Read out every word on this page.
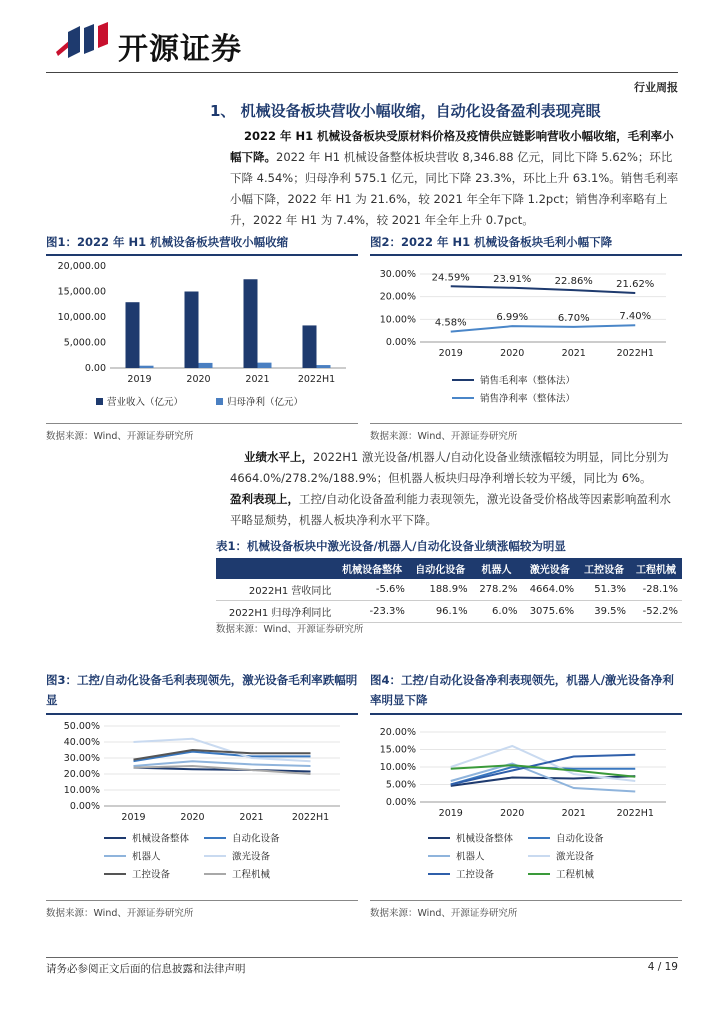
开源证券
行业周报
1、 机械设备板块营收小幅收缩，自动化设备盈利表现亮眼
2022 年 H1 机械设备板块受原材料价格及疫情供应链影响营收小幅收缩，毛利率小幅下降。2022 年 H1 机械设备整体板块营收 8,346.88 亿元，同比下降 5.62%；环比下降 4.54%；归母净利 575.1 亿元，同比下降 23.3%，环比上升 63.1%。销售毛利率小幅下降，2022 年 H1 为 21.6%，较 2021 年全年下降 1.2pct；销售净利率略有上升，2022 年 H1 为 7.4%，较 2021 年全年上升 0.7pct。
图1：2022 年 H1 机械设备板块营收小幅收缩
20,000.00
15,000.00
10,000.00
5,000.00
0.00
2019	2020	2021	2022H1
营业收入（亿元）	归母净利（亿元）
数据来源：Wind、开源证券研究所
图2：2022 年 H1 机械设备板块毛利小幅下降
30.00%
20.00%
10.00%
0.00%
2019	2020	2021	2022H1
24.59% 23.91% 22.86% 21.62%
4.58%	6.99%	6.70%	7.40%
销售毛利率（整体法）
销售净利率（整体法）
数据来源：Wind、开源证券研究所
业绩水平上，2022H1 激光设备/机器人/自动化设备业绩涨幅较为明显，同比分别为 4664.0%/278.2%/188.9%；但机器人板块归母净利增长较为平缓，同比为 6%。
盈利表现上，工控/自动化设备盈利能力表现领先，激光设备受价格战等因素影响盈利水平略显颓势，机器人板块净利水平下降。
表1：机械设备板块中激光设备/机器人/自动化设备业绩涨幅较为明显
	机械设备整体	自动化设备	机器人	激光设备	工控设备	工程机械
2022H1 营收同比	-5.6%	188.9%	278.2%	4664.0%	51.3%	-28.1%
2022H1 归母净利同比	-23.3%	96.1%	6.0%	3075.6%	39.5%	-52.2%
数据来源：Wind、开源证券研究所
图3：工控/自动化设备毛利表现领先，激光设备毛利率跌幅明显
50.00%
40.00%
30.00%
20.00%
10.00%
0.00%
2019	2020	2021	2022H1
机械设备整体	自动化设备
机器人	激光设备
工控设备	工程机械
数据来源：Wind、开源证券研究所
图4：工控/自动化设备净利表现领先，机器人/激光设备净利率明显下降
20.00%
15.00%
10.00%
5.00%
0.00%
2019	2020	2021	2022H1
机械设备整体	自动化设备
机器人	激光设备
工控设备	工程机械
数据来源：Wind、开源证券研究所
请务必参阅正文后面的信息披露和法律声明	4 / 19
════════════════════
[TASK DETAILS]
Check each line of the records above for "机械设备板块营收小幅收缩", and copy those that have it.

[REPLY TO THE TASK]
1、 机械设备板块营收小幅收缩，自动化设备盈利表现亮眼
图1：2022 年 H1 机械设备板块营收小幅收缩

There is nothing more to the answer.